Written instruction –
Reproduce all entries verbatim, with nothing added or dropped.
---*---
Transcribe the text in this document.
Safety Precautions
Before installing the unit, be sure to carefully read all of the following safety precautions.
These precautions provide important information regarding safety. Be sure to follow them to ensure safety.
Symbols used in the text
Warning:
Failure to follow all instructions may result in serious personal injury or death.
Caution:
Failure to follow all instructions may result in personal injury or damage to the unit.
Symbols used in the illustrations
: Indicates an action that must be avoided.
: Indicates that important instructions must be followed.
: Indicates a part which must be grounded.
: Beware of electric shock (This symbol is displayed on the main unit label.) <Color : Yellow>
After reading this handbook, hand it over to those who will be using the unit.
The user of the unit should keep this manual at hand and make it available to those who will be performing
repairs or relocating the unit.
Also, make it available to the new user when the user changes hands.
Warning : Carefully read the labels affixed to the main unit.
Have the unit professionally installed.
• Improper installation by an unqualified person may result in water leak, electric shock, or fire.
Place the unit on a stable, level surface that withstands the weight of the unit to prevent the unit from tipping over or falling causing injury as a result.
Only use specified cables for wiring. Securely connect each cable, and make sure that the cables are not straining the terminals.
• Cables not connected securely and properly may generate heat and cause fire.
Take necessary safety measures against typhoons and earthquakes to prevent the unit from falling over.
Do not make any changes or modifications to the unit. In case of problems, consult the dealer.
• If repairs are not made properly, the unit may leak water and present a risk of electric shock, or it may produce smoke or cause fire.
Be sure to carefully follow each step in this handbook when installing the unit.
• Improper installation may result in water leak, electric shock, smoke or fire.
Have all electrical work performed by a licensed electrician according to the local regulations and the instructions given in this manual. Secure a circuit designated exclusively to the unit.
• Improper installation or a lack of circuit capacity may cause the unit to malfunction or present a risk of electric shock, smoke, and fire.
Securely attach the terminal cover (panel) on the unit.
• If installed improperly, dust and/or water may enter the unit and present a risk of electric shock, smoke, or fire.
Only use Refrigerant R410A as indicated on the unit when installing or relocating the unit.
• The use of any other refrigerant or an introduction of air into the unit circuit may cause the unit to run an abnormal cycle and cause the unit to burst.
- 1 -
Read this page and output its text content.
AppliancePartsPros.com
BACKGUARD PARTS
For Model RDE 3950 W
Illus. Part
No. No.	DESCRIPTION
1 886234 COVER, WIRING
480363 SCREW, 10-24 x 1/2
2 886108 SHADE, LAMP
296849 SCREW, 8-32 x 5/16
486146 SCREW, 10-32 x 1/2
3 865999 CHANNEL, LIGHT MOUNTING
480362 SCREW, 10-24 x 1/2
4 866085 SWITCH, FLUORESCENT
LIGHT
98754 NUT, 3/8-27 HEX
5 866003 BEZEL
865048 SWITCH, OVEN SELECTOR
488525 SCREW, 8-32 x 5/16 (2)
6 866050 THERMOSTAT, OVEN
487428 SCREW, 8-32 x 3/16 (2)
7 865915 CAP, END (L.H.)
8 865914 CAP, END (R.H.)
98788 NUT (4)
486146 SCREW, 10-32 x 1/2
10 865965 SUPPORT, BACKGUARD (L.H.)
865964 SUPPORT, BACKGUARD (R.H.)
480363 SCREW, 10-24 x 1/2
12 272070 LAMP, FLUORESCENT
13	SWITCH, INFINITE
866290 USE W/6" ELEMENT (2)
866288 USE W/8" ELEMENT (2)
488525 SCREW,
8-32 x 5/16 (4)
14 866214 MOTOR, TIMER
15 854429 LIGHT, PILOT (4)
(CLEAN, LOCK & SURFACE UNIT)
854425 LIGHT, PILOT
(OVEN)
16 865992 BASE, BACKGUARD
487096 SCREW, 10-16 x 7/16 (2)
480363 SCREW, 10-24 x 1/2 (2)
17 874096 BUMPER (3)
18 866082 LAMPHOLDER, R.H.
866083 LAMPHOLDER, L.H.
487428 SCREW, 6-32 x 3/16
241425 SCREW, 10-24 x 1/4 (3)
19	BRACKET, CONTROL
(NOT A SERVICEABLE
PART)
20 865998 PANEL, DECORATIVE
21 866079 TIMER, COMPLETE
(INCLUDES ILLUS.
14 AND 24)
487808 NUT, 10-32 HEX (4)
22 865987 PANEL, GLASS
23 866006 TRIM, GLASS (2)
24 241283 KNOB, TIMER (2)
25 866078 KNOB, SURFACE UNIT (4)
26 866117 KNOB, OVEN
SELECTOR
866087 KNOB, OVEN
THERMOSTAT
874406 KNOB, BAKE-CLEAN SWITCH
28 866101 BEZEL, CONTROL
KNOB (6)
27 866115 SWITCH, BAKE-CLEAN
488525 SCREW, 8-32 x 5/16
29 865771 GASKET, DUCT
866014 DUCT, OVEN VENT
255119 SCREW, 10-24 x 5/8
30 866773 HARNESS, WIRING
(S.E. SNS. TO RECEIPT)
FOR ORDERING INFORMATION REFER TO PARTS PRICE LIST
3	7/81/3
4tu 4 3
---*---
Solution to the exercise –
Transcribe the text in this document.
Safety Precautions
Before installing the unit, be sure to carefully read all of the following safety precautions.
These precautions provide important information regarding safety. Be sure to follow them to ensure safety.
Symbols used in the text
Warning:
Failure to follow all instructions may result in serious personal injury or death.
Caution:
Failure to follow all instructions may result in personal injury or damage to the unit.
Symbols used in the illustrations
: Indicates an action that must be avoided.
: Indicates that important instructions must be followed.
: Indicates a part which must be grounded.
: Beware of electric shock (This symbol is displayed on the main unit label.) <Color : Yellow>
After reading this handbook, hand it over to those who will be using the unit.
The user of the unit should keep this manual at hand and make it available to those who will be performing
repairs or relocating the unit.
Also, make it available to the new user when the user changes hands.
Warning : Carefully read the labels affixed to the main unit.
Have the unit professionally installed.
• Improper installation by an unqualified person may result in water leak, electric shock, or fire.
Place the unit on a stable, level surface that withstands the weight of the unit to prevent the unit from tipping over or falling causing injury as a result.
Only use specified cables for wiring. Securely connect each cable, and make sure that the cables are not straining the terminals.
• Cables not connected securely and properly may generate heat and cause fire.
Take necessary safety measures against typhoons and earthquakes to prevent the unit from falling over.
Do not make any changes or modifications to the unit. In case of problems, consult the dealer.
• If repairs are not made properly, the unit may leak water and present a risk of electric shock, or it may produce smoke or cause fire.
Be sure to carefully follow each step in this handbook when installing the unit.
• Improper installation may result in water leak, electric shock, smoke or fire.
Have all electrical work performed by a licensed electrician according to the local regulations and the instructions given in this manual. Secure a circuit designated exclusively to the unit.
• Improper installation or a lack of circuit capacity may cause the unit to malfunction or present a risk of electric shock, smoke, and fire.
Securely attach the terminal cover (panel) on the unit.
• If installed improperly, dust and/or water may enter the unit and present a risk of electric shock, smoke, or fire.
Only use Refrigerant R410A as indicated on the unit when installing or relocating the unit.
• The use of any other refrigerant or an introduction of air into the unit circuit may cause the unit to run an abnormal cycle and cause the unit to burst.
- 1 -
Read this page and output its text content.
AppliancePartsPros.com
BACKGUARD PARTS
For Model RDE 3950 W
Illus. Part
No. No.	DESCRIPTION
1 886234 COVER, WIRING
480363 SCREW, 10-24 x 1/2
2 886108 SHADE, LAMP
296849 SCREW, 8-32 x 5/16
486146 SCREW, 10-32 x 1/2
3 865999 CHANNEL, LIGHT MOUNTING
480362 SCREW, 10-24 x 1/2
4 866085 SWITCH, FLUORESCENT
LIGHT
98754 NUT, 3/8-27 HEX
5 866003 BEZEL
865048 SWITCH, OVEN SELECTOR
488525 SCREW, 8-32 x 5/16 (2)
6 866050 THERMOSTAT, OVEN
487428 SCREW, 8-32 x 3/16 (2)
7 865915 CAP, END (L.H.)
8 865914 CAP, END (R.H.)
98788 NUT (4)
486146 SCREW, 10-32 x 1/2
10 865965 SUPPORT, BACKGUARD (L.H.)
865964 SUPPORT, BACKGUARD (R.H.)
480363 SCREW, 10-24 x 1/2
12 272070 LAMP, FLUORESCENT
13	SWITCH, INFINITE
866290 USE W/6" ELEMENT (2)
866288 USE W/8" ELEMENT (2)
488525 SCREW,
8-32 x 5/16 (4)
14 866214 MOTOR, TIMER
15 854429 LIGHT, PILOT (4)
(CLEAN, LOCK & SURFACE UNIT)
854425 LIGHT, PILOT
(OVEN)
16 865992 BASE, BACKGUARD
487096 SCREW, 10-16 x 7/16 (2)
480363 SCREW, 10-24 x 1/2 (2)
17 874096 BUMPER (3)
18 866082 LAMPHOLDER, R.H.
866083 LAMPHOLDER, L.H.
487428 SCREW, 6-32 x 3/16
241425 SCREW, 10-24 x 1/4 (3)
19	BRACKET, CONTROL
(NOT A SERVICEABLE
PART)
20 865998 PANEL, DECORATIVE
21 866079 TIMER, COMPLETE
(INCLUDES ILLUS.
14 AND 24)
487808 NUT, 10-32 HEX (4)
22 865987 PANEL, GLASS
23 866006 TRIM, GLASS (2)
24 241283 KNOB, TIMER (2)
25 866078 KNOB, SURFACE UNIT (4)
26 866117 KNOB, OVEN
SELECTOR
866087 KNOB, OVEN
THERMOSTAT
874406 KNOB, BAKE-CLEAN SWITCH
28 866101 BEZEL, CONTROL
KNOB (6)
27 866115 SWITCH, BAKE-CLEAN
488525 SCREW, 8-32 x 5/16
29 865771 GASKET, DUCT
866014 DUCT, OVEN VENT
255119 SCREW, 10-24 x 5/8
30 866773 HARNESS, WIRING
(S.E. SNS. TO RECEIPT)
FOR ORDERING INFORMATION REFER TO PARTS PRICE LIST
3	7/81/3
4tu 4 3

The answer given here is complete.